Chart and figure data:
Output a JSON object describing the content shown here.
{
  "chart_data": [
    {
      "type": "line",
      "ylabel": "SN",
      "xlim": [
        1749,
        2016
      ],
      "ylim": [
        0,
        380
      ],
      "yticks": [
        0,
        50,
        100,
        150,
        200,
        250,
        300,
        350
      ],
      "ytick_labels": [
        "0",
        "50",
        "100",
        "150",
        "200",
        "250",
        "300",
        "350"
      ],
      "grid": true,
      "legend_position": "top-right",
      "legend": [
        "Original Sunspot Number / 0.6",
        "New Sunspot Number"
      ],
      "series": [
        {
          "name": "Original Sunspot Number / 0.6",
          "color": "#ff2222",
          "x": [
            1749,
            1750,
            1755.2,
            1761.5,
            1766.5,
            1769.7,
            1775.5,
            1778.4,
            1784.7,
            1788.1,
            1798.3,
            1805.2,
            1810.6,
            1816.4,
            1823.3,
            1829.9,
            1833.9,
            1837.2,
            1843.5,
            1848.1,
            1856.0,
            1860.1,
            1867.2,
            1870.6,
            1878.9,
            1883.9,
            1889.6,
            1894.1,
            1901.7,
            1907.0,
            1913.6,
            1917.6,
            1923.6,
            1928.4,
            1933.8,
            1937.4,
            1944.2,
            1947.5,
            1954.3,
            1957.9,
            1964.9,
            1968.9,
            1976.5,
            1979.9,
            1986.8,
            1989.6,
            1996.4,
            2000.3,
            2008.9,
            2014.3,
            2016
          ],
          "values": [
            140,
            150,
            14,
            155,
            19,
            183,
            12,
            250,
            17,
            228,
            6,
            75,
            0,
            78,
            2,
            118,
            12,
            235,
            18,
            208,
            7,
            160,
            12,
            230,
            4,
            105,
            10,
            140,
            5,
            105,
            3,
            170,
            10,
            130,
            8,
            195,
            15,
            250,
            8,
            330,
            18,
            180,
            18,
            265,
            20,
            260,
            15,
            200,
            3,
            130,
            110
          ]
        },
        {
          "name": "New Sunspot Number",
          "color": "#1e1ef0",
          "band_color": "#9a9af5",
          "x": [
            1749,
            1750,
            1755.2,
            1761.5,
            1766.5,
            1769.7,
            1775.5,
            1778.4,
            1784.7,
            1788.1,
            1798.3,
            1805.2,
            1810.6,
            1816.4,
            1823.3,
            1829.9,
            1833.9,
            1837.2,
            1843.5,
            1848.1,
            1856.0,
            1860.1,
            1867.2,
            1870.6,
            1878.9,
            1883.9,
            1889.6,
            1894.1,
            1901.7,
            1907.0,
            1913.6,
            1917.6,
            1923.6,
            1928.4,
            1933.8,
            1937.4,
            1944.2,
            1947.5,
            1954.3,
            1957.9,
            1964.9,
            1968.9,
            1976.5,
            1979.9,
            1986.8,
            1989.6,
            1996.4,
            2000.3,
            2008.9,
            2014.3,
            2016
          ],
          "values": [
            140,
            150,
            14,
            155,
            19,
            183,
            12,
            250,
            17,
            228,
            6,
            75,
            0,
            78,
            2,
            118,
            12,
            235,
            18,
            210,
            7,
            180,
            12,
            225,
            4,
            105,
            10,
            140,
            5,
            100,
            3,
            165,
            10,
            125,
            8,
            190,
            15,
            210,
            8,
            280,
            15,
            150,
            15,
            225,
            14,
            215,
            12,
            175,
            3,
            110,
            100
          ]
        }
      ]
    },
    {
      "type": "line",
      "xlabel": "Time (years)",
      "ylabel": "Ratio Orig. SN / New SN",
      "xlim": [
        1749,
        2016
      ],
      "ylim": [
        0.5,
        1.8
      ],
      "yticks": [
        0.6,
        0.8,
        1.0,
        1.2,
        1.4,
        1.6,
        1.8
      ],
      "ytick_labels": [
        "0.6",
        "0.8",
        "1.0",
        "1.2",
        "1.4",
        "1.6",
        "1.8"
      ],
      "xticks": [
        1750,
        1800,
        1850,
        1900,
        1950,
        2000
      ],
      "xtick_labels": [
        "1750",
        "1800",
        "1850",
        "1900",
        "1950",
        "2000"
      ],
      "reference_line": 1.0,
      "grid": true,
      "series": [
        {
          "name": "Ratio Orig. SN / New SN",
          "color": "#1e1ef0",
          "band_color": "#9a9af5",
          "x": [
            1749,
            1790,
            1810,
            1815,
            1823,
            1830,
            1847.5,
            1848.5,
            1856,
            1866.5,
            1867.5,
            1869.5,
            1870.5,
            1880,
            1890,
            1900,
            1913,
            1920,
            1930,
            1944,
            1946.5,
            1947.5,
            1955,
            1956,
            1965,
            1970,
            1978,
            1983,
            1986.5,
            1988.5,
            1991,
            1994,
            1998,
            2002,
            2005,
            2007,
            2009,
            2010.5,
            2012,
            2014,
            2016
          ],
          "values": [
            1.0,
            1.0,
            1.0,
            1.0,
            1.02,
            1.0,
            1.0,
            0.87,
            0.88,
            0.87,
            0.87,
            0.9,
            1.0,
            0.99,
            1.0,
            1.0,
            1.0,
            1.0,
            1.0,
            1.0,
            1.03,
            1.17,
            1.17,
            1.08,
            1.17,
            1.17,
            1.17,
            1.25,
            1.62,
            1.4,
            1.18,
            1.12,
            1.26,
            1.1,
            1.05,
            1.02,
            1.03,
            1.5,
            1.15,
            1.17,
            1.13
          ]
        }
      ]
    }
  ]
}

# [Exercise goal]
Where does the word "Ratio" appear in the listing? List each line that holds it.

# [Complete output]
      "ylabel": "Ratio Orig. SN / New SN",
          "name": "Ratio Orig. SN / New SN",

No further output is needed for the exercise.